_Records provided_:

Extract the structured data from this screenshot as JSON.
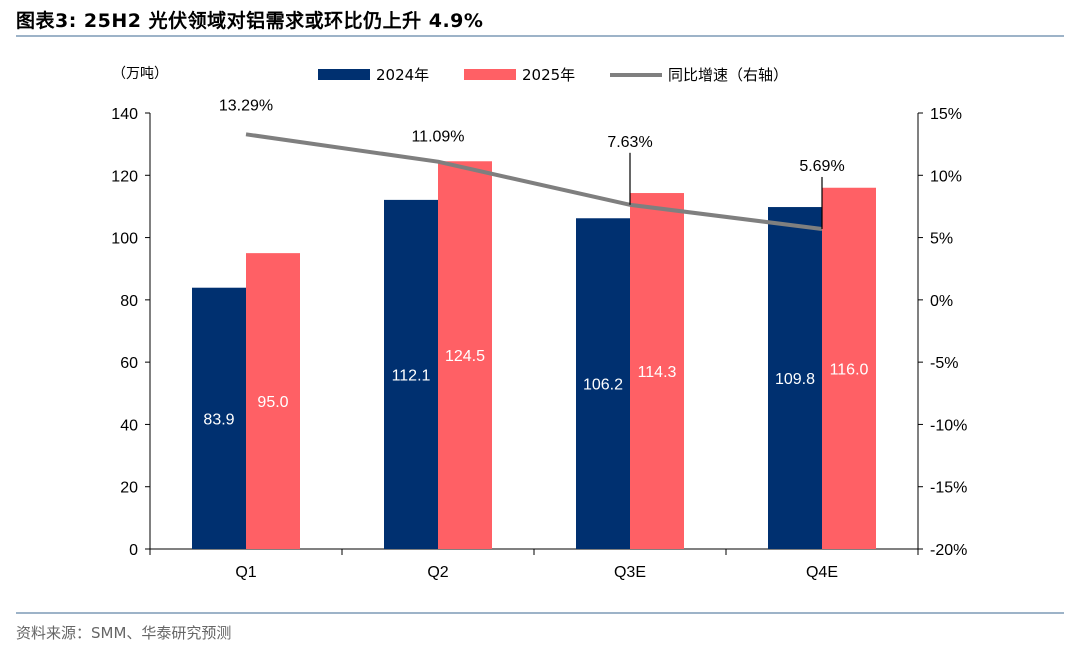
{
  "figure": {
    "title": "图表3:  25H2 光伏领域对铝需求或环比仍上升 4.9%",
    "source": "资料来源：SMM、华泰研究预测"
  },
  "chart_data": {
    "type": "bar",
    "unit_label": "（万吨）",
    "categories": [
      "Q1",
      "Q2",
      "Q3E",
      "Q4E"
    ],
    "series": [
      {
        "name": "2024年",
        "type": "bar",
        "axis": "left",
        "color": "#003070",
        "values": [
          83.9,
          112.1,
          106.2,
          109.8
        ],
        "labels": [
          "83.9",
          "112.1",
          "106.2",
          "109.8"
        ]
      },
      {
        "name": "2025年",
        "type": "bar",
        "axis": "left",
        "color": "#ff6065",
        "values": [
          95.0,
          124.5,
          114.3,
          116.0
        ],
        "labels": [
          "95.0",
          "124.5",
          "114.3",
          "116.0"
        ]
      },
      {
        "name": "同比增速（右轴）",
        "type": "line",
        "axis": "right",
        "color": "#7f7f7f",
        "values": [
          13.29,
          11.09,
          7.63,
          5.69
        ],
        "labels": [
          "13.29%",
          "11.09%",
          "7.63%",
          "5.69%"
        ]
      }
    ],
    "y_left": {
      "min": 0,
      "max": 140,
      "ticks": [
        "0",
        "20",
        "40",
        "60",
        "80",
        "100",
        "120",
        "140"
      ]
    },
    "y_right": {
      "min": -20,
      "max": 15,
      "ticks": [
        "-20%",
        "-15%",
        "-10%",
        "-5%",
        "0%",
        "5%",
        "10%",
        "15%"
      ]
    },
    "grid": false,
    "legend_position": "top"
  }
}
==
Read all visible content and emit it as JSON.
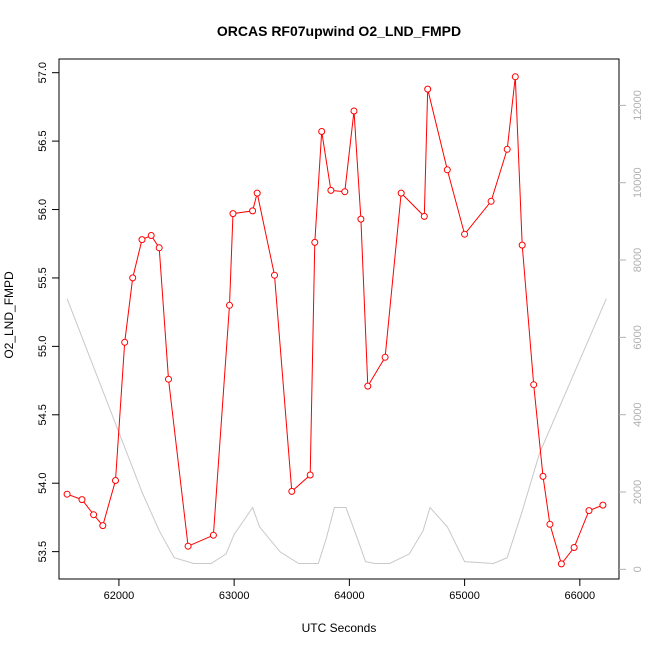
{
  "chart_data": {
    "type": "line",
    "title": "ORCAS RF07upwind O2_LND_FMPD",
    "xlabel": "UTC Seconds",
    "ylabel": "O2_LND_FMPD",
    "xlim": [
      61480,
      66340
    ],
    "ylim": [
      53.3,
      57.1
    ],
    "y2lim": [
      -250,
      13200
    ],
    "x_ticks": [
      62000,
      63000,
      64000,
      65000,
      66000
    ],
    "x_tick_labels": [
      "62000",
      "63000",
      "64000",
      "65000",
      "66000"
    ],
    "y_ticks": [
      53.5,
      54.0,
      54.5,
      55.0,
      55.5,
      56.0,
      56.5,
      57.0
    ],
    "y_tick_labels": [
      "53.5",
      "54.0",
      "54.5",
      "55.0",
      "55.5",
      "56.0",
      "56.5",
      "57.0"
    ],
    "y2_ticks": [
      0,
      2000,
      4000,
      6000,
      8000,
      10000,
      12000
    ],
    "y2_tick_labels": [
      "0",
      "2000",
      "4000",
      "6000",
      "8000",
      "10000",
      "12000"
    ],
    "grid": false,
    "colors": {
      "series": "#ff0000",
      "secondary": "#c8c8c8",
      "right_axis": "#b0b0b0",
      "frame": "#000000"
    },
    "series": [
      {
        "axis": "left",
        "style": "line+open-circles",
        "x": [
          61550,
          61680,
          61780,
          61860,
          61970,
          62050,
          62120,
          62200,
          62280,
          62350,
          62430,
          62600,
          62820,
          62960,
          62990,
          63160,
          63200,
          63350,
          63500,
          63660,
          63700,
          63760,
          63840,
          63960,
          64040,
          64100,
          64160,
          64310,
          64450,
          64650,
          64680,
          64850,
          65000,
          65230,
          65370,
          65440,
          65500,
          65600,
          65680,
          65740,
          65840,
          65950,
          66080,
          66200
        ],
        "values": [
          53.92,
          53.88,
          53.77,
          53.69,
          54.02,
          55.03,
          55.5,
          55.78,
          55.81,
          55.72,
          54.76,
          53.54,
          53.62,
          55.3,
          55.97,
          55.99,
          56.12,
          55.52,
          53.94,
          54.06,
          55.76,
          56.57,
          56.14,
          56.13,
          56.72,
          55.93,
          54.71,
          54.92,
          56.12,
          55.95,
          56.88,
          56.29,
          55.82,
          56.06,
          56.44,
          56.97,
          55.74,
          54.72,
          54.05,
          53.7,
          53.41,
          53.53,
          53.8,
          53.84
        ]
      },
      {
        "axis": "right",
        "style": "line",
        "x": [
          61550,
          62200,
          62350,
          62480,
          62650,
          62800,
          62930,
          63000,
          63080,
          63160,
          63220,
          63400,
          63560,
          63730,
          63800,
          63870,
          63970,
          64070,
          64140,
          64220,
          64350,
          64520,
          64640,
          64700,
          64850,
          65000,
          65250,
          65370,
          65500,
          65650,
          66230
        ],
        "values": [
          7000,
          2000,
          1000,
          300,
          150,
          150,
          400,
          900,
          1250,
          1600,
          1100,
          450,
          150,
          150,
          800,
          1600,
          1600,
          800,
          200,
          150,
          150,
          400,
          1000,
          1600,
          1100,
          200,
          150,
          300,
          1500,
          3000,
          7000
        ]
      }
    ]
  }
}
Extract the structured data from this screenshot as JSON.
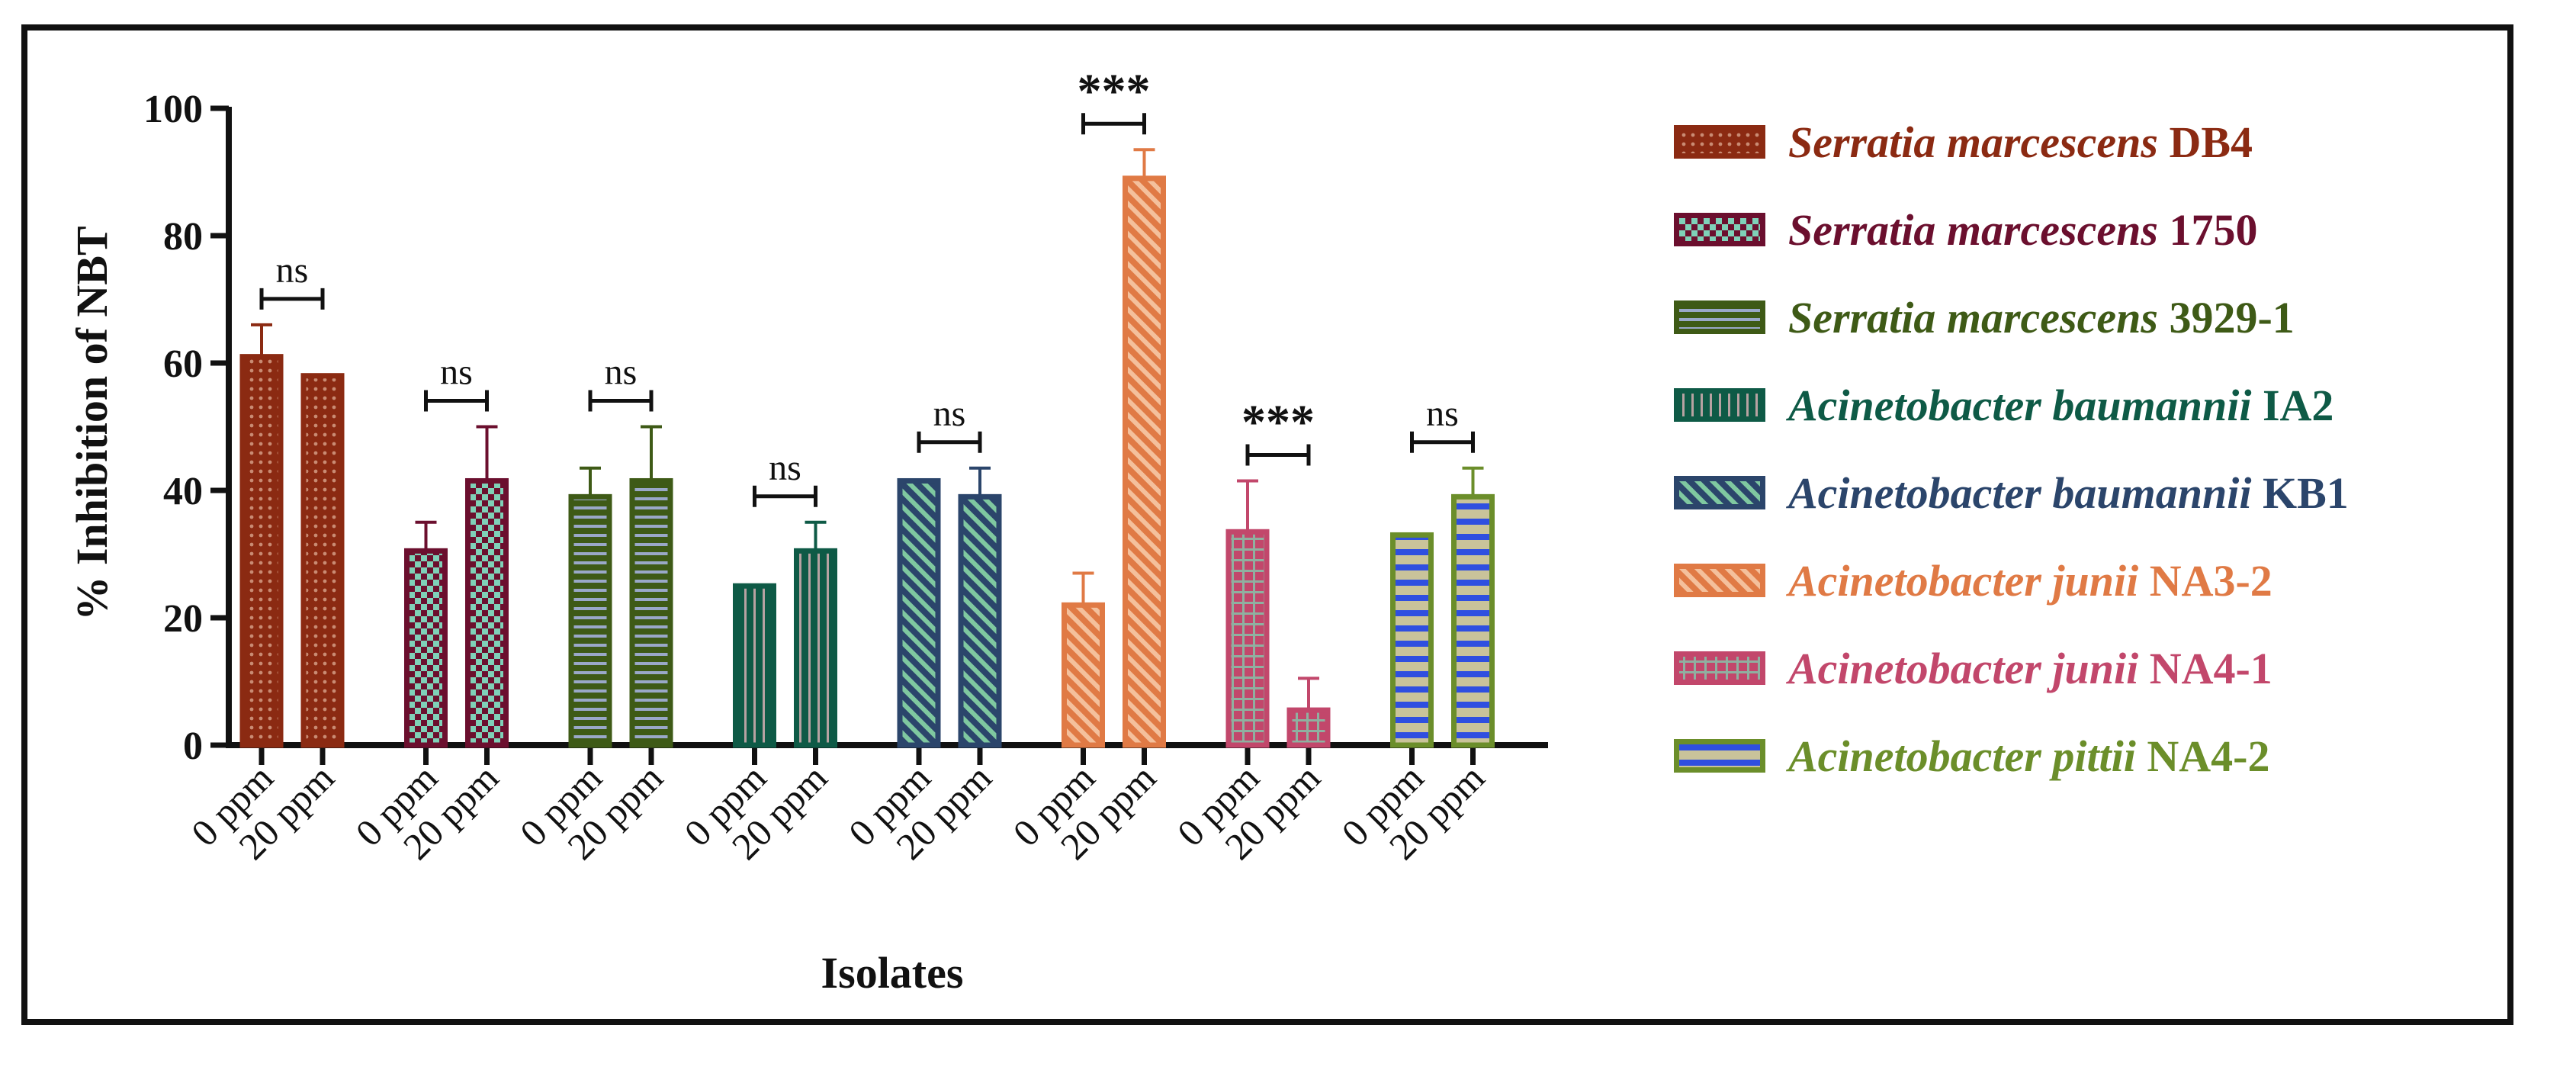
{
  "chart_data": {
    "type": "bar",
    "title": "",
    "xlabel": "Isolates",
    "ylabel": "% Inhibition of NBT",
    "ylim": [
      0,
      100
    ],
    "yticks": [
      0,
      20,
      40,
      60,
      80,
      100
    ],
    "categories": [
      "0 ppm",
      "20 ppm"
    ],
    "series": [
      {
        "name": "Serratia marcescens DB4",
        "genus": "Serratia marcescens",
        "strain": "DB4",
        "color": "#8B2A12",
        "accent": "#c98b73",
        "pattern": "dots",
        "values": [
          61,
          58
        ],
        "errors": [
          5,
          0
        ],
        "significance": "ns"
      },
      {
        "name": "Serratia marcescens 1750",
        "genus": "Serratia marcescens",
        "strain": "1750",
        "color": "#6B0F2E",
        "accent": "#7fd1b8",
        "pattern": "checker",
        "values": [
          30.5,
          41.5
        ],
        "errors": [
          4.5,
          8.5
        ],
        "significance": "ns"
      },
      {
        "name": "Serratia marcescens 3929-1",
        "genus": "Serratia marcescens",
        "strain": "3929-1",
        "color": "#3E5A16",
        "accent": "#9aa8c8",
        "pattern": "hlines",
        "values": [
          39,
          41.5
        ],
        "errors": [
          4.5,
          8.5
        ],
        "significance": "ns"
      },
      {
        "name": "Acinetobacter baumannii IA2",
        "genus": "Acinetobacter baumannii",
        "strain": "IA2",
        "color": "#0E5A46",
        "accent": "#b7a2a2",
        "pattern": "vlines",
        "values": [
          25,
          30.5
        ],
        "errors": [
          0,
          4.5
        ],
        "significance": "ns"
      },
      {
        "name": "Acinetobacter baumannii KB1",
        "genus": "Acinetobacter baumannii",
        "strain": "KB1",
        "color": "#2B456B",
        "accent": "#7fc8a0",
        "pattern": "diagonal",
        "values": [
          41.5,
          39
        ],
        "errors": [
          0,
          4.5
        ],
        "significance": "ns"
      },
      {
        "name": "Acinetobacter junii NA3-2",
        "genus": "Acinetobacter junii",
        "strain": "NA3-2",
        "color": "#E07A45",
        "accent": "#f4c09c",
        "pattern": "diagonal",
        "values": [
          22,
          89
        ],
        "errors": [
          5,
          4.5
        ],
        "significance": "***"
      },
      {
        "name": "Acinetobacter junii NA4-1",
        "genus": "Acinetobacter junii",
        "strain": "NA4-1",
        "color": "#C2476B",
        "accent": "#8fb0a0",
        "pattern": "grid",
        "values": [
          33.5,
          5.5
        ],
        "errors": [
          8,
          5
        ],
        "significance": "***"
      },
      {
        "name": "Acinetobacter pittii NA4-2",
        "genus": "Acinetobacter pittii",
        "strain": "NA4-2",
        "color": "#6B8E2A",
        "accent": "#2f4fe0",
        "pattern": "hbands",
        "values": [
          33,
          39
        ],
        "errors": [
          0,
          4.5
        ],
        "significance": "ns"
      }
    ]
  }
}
--
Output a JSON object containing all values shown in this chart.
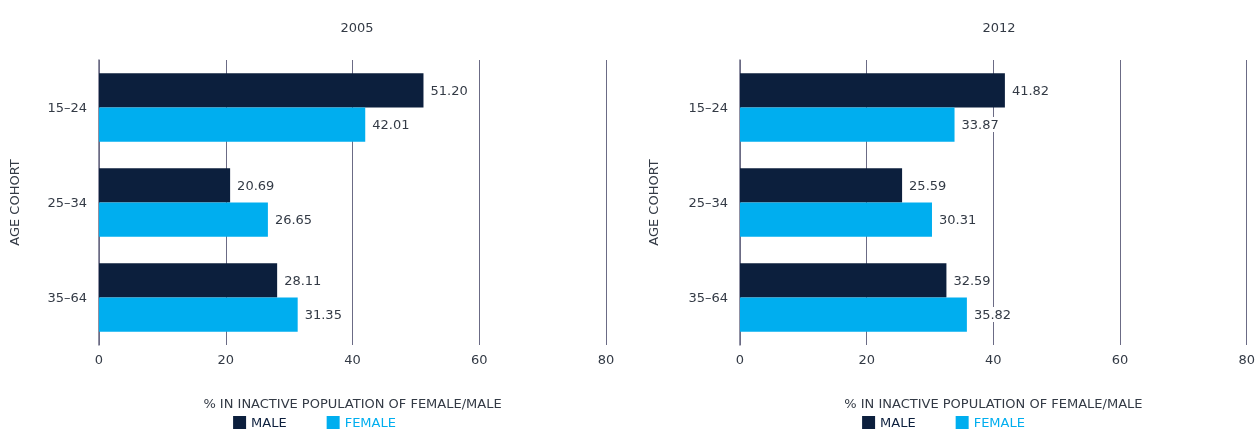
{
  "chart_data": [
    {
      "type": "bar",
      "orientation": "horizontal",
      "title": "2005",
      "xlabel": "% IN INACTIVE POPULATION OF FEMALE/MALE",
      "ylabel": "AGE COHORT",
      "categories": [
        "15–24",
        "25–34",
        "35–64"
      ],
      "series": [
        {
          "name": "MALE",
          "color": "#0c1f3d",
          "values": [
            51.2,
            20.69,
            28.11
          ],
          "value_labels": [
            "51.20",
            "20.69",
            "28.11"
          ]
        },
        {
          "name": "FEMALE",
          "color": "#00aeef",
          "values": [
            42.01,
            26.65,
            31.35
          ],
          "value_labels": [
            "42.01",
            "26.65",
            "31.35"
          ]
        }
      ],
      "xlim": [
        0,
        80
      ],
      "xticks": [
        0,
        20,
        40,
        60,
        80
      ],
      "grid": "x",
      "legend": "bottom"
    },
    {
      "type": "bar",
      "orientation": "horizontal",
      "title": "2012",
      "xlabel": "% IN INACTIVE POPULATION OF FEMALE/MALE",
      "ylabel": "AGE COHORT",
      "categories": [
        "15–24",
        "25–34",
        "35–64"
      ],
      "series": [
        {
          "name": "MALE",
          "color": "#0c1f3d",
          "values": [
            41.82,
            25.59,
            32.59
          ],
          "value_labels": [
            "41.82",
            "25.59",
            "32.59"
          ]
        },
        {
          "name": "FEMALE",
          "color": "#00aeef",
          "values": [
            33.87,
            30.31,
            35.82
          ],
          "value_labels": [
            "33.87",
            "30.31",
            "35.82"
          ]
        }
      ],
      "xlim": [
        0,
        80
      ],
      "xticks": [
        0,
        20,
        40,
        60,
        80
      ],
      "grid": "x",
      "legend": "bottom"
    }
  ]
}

_Exercise brief_: Across the records, how many lines contain "junii"? Only the number should be given.

_Worked solution_: 4